### Task brief:
Omit every picture and return the rest of the data unaltered.

(Stored records)
######

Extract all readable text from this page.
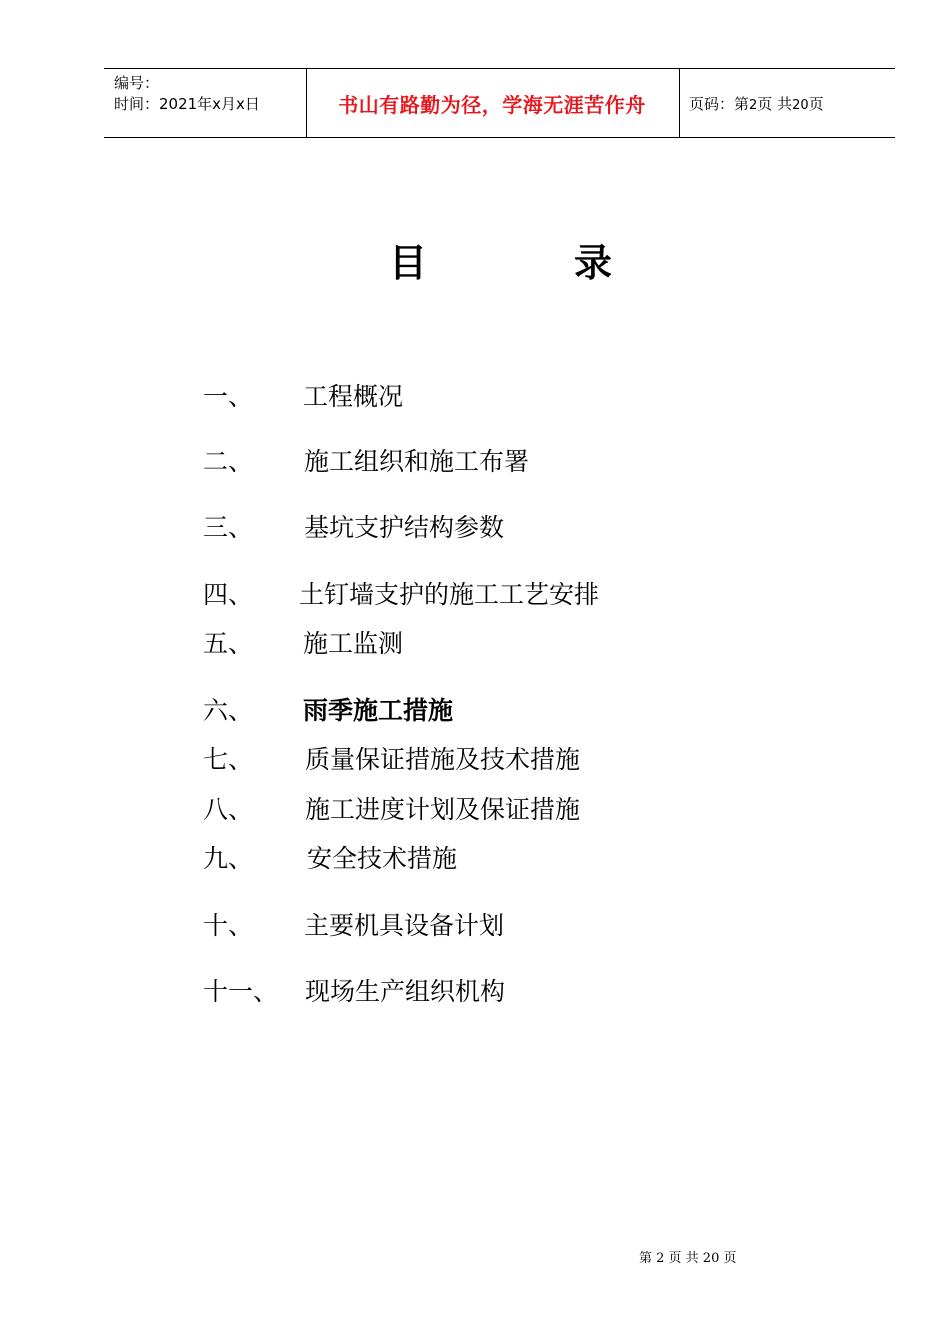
编号：
时间：2021年x月x日	书山有路勤为径，学海无涯苦作舟	页码：第2页 共20页
目	录
一、 工程概况
二、 施工组织和施工布署
三、 基坑支护结构参数
四、 土钉墙支护的施工工艺安排
五、 施工监测
六、 雨季施工措施
七、 质量保证措施及技术措施
八、 施工进度计划及保证措施
九、 安全技术措施
十、 主要机具设备计划
十一、 现场生产组织机构
第 2 页 共 20 页
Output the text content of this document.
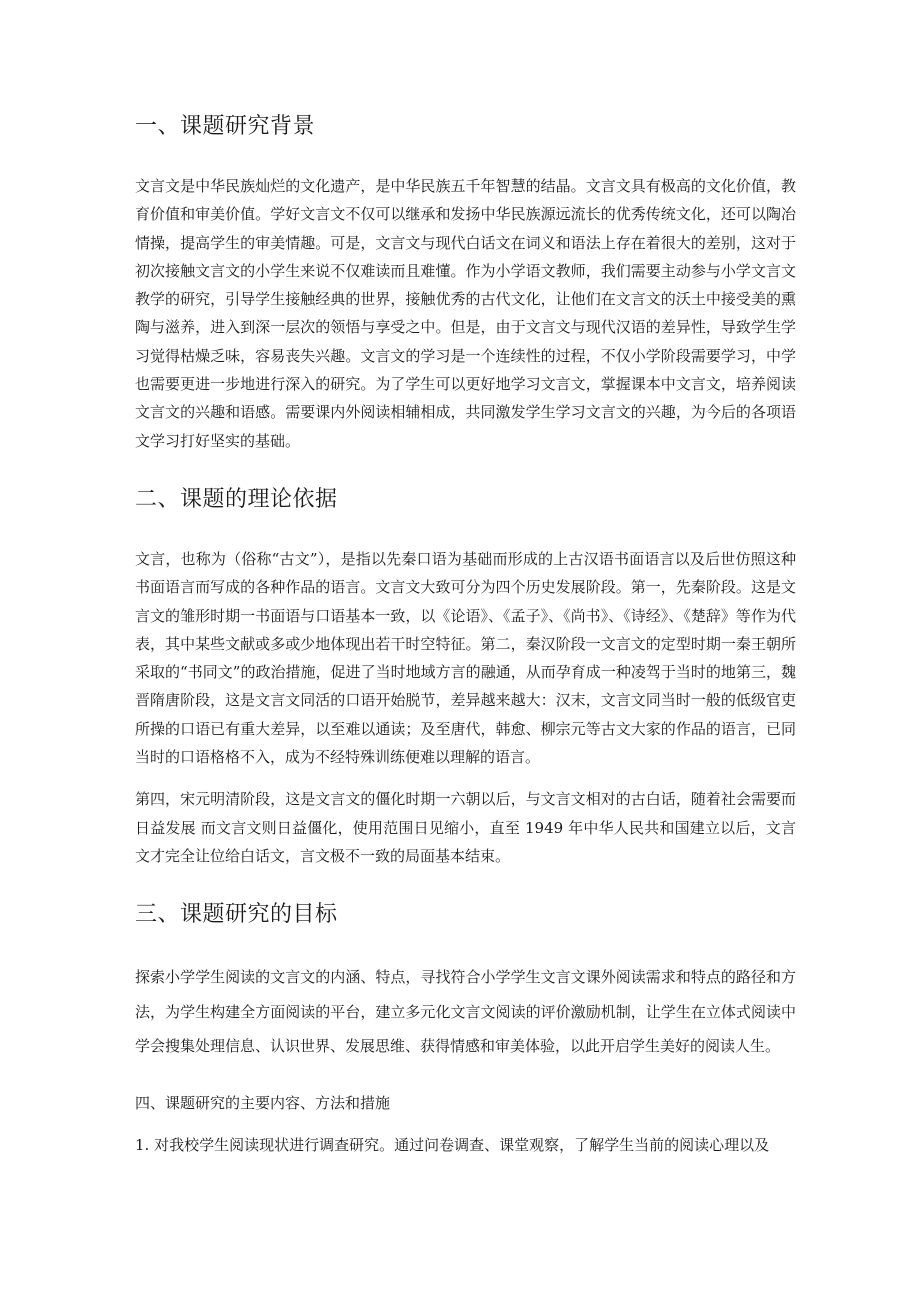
一、课题研究背景

文言文是中华民族灿烂的文化遗产，是中华民族五千年智慧的结晶。文言文具有极高的文化价值，教育价值和审美价值。学好文言文不仅可以继承和发扬中华民族源远流长的优秀传统文化，还可以陶冶情操，提高学生的审美情趣。可是，文言文与现代白话文在词义和语法上存在着很大的差别，这对于初次接触文言文的小学生来说不仅难读而且难懂。作为小学语文教师，我们需要主动参与小学文言文教学的研究，引导学生接触经典的世界，接触优秀的古代文化，让他们在文言文的沃土中接受美的熏陶与滋养，进入到深一层次的领悟与享受之中。但是，由于文言文与现代汉语的差异性，导致学生学习觉得枯燥乏味，容易丧失兴趣。文言文的学习是一个连续性的过程，不仅小学阶段需要学习，中学也需要更进一步地进行深入的研究。为了学生可以更好地学习文言文，掌握课本中文言文，培养阅读文言文的兴趣和语感。需要课内外阅读相辅相成，共同激发学生学习文言文的兴趣，为今后的各项语文学习打好坚实的基础。

二、课题的理论依据

文言，也称为（俗称“古文”），是指以先秦口语为基础而形成的上古汉语书面语言以及后世仿照这种书面语言而写成的各种作品的语言。文言文大致可分为四个历史发展阶段。第一，先秦阶段。这是文言文的雏形时期一书面语与口语基本一致，以《论语》、《孟子》、《尚书》、《诗经》、《楚辞》等作为代表，其中某些文献或多或少地体现出若干时空特征。第二，秦汉阶段一文言文的定型时期一秦王朝所采取的“书同文”的政治措施，促进了当时地域方言的融通，从而孕育成一种凌驾于当时的地第三，魏晋隋唐阶段，这是文言文同活的口语开始脱节，差异越来越大：汉末，文言文同当时一般的低级官吏所操的口语已有重大差异，以至难以通读；及至唐代，韩愈、柳宗元等古文大家的作品的语言，已同当时的口语格格不入，成为不经特殊训练便难以理解的语言。

第四，宋元明清阶段，这是文言文的僵化时期一六朝以后，与文言文相对的古白话，随着社会需要而日益发展 而文言文则日益僵化，使用范围日见缩小，直至 1949 年中华人民共和国建立以后，文言文才完全让位给白话文，言文极不一致的局面基本结束。

三、课题研究的目标

探索小学学生阅读的文言文的内涵、特点，寻找符合小学学生文言文课外阅读需求和特点的路径和方法，为学生构建全方面阅读的平台，建立多元化文言文阅读的评价激励机制，让学生在立体式阅读中学会搜集处理信息、认识世界、发展思维、获得情感和审美体验，以此开启学生美好的阅读人生。

四、课题研究的主要内容、方法和措施

1. 对我校学生阅读现状进行调查研究。通过问卷调查、课堂观察，了解学生当前的阅读心理以及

######

### Solution to this problem:
Extract all readable text from this page.
编号：
时间：2021年x月x日	书山有路勤为径，学海无涯苦作舟	页码：第2页 共20页
目	录
一、 工程概况
二、 施工组织和施工布署
三、 基坑支护结构参数
四、 土钉墙支护的施工工艺安排
五、 施工监测
六、 雨季施工措施
七、 质量保证措施及技术措施
八、 施工进度计划及保证措施
九、 安全技术措施
十、 主要机具设备计划
十一、 现场生产组织机构
第 2 页 共 20 页
Output the text content of this document.
一、课题研究背景

文言文是中华民族灿烂的文化遗产，是中华民族五千年智慧的结晶。文言文具有极高的文化价值，教育价值和审美价值。学好文言文不仅可以继承和发扬中华民族源远流长的优秀传统文化，还可以陶冶情操，提高学生的审美情趣。可是，文言文与现代白话文在词义和语法上存在着很大的差别，这对于初次接触文言文的小学生来说不仅难读而且难懂。作为小学语文教师，我们需要主动参与小学文言文教学的研究，引导学生接触经典的世界，接触优秀的古代文化，让他们在文言文的沃土中接受美的熏陶与滋养，进入到深一层次的领悟与享受之中。但是，由于文言文与现代汉语的差异性，导致学生学习觉得枯燥乏味，容易丧失兴趣。文言文的学习是一个连续性的过程，不仅小学阶段需要学习，中学也需要更进一步地进行深入的研究。为了学生可以更好地学习文言文，掌握课本中文言文，培养阅读文言文的兴趣和语感。需要课内外阅读相辅相成，共同激发学生学习文言文的兴趣，为今后的各项语文学习打好坚实的基础。

二、课题的理论依据

文言，也称为（俗称“古文”），是指以先秦口语为基础而形成的上古汉语书面语言以及后世仿照这种书面语言而写成的各种作品的语言。文言文大致可分为四个历史发展阶段。第一，先秦阶段。这是文言文的雏形时期一书面语与口语基本一致，以《论语》、《孟子》、《尚书》、《诗经》、《楚辞》等作为代表，其中某些文献或多或少地体现出若干时空特征。第二，秦汉阶段一文言文的定型时期一秦王朝所采取的“书同文”的政治措施，促进了当时地域方言的融通，从而孕育成一种凌驾于当时的地第三，魏晋隋唐阶段，这是文言文同活的口语开始脱节，差异越来越大：汉末，文言文同当时一般的低级官吏所操的口语已有重大差异，以至难以通读；及至唐代，韩愈、柳宗元等古文大家的作品的语言，已同当时的口语格格不入，成为不经特殊训练便难以理解的语言。

第四，宋元明清阶段，这是文言文的僵化时期一六朝以后，与文言文相对的古白话，随着社会需要而日益发展 而文言文则日益僵化，使用范围日见缩小，直至 1949 年中华人民共和国建立以后，文言文才完全让位给白话文，言文极不一致的局面基本结束。

三、课题研究的目标

探索小学学生阅读的文言文的内涵、特点，寻找符合小学学生文言文课外阅读需求和特点的路径和方法，为学生构建全方面阅读的平台，建立多元化文言文阅读的评价激励机制，让学生在立体式阅读中学会搜集处理信息、认识世界、发展思维、获得情感和审美体验，以此开启学生美好的阅读人生。

四、课题研究的主要内容、方法和措施

1. 对我校学生阅读现状进行调查研究。通过问卷调查、课堂观察，了解学生当前的阅读心理以及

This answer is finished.